_Goal of the exercise_
Repeat the material exactly, leaving nothing out.

»»

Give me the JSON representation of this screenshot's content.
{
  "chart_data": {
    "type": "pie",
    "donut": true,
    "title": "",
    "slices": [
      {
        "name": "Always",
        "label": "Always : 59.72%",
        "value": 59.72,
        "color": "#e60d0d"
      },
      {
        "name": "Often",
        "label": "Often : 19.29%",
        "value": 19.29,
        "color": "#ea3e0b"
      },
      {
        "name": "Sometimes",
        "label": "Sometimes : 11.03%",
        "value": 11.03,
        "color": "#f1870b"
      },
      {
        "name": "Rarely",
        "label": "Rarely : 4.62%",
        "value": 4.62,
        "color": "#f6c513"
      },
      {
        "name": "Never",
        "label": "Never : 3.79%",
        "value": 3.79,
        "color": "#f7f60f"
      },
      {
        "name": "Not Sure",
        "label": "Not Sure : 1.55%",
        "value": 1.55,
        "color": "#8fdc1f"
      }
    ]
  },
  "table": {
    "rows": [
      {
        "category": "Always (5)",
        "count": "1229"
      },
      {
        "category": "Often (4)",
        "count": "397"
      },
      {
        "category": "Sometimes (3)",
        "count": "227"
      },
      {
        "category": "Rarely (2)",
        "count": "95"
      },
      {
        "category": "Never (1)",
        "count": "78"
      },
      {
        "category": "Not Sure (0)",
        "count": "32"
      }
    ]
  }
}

««

_The answer_
Give me the JSON representation of this screenshot's content.
{
  "chart_data": {
    "type": "pie",
    "donut": true,
    "title": "",
    "slices": [
      {
        "name": "Always",
        "label": "Always : 59.72%",
        "value": 59.72,
        "color": "#e60d0d"
      },
      {
        "name": "Often",
        "label": "Often : 19.29%",
        "value": 19.29,
        "color": "#ea3e0b"
      },
      {
        "name": "Sometimes",
        "label": "Sometimes : 11.03%",
        "value": 11.03,
        "color": "#f1870b"
      },
      {
        "name": "Rarely",
        "label": "Rarely : 4.62%",
        "value": 4.62,
        "color": "#f6c513"
      },
      {
        "name": "Never",
        "label": "Never : 3.79%",
        "value": 3.79,
        "color": "#f7f60f"
      },
      {
        "name": "Not Sure",
        "label": "Not Sure : 1.55%",
        "value": 1.55,
        "color": "#8fdc1f"
      }
    ]
  },
  "table": {
    "rows": [
      {
        "category": "Always (5)",
        "count": "1229"
      },
      {
        "category": "Often (4)",
        "count": "397"
      },
      {
        "category": "Sometimes (3)",
        "count": "227"
      },
      {
        "category": "Rarely (2)",
        "count": "95"
      },
      {
        "category": "Never (1)",
        "count": "78"
      },
      {
        "category": "Not Sure (0)",
        "count": "32"
      }
    ]
  }
}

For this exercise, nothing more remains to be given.